--- Records to process ---

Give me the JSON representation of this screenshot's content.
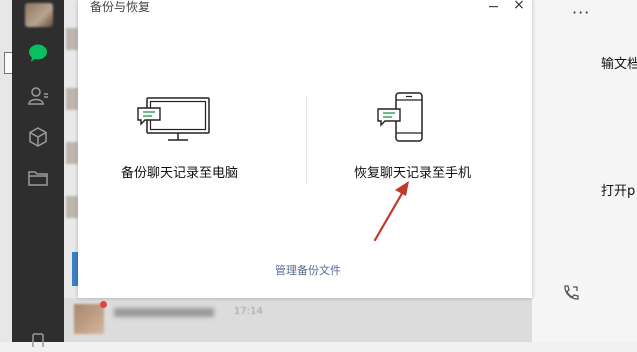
{
  "dialog": {
    "title": "备份与恢复",
    "backup_to_pc_label": "备份聊天记录至电脑",
    "restore_to_phone_label": "恢复聊天记录至手机",
    "manage_backup_link": "管理备份文件",
    "min_icon": "minimize-icon",
    "close_icon": "close-icon",
    "close_glyph": "×"
  },
  "sidebar": {
    "icons": [
      "chat-icon",
      "contacts-icon",
      "favorites-cube-icon",
      "folder-icon",
      "phone-icon"
    ],
    "active_color": "#07c160"
  },
  "chat_panel": {
    "more_glyph": "···",
    "text_1": "输文档",
    "text_2": "打开p",
    "call_icon": "voice-call-icon"
  },
  "bottom_item": {
    "time": "17:14"
  },
  "annotation": {
    "arrow_color": "#c0392b"
  }
}
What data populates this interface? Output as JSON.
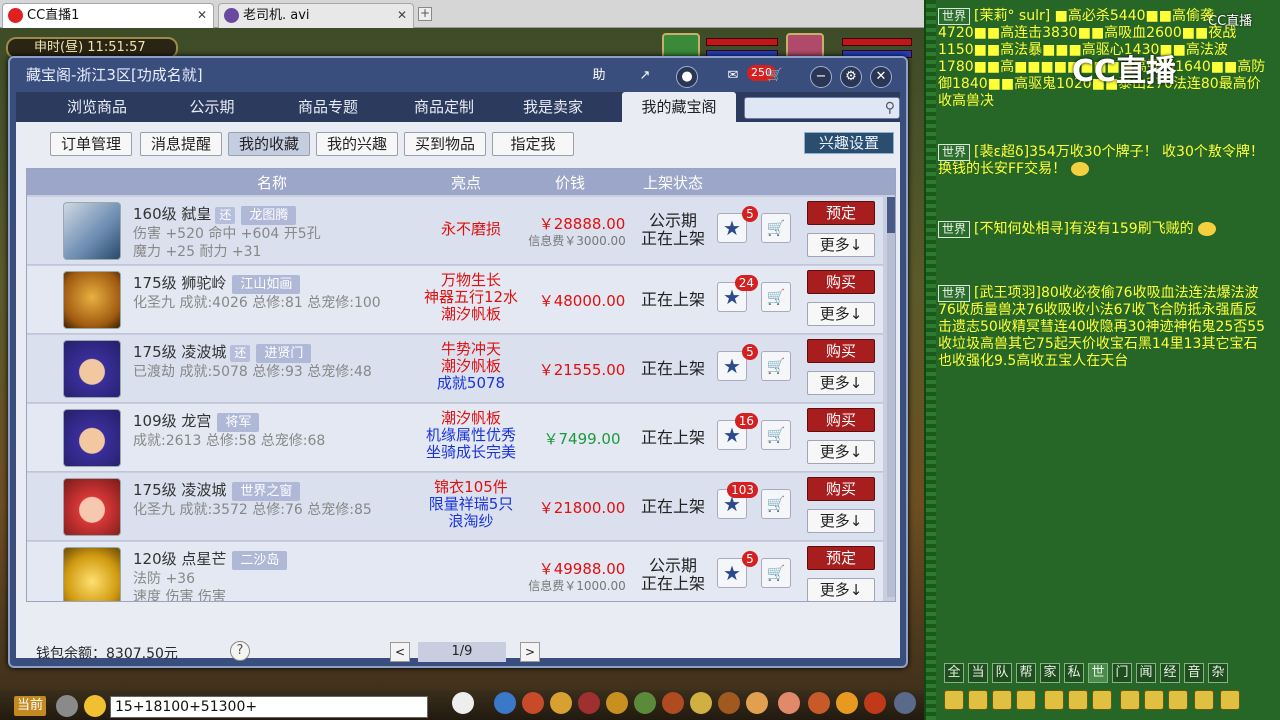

---

Locate the lines above that contain "JSON" and copy them.

▸ Solution for this problem
Give me the JSON representation of this screenshot's content.
What data populates this interface? Output as JSON.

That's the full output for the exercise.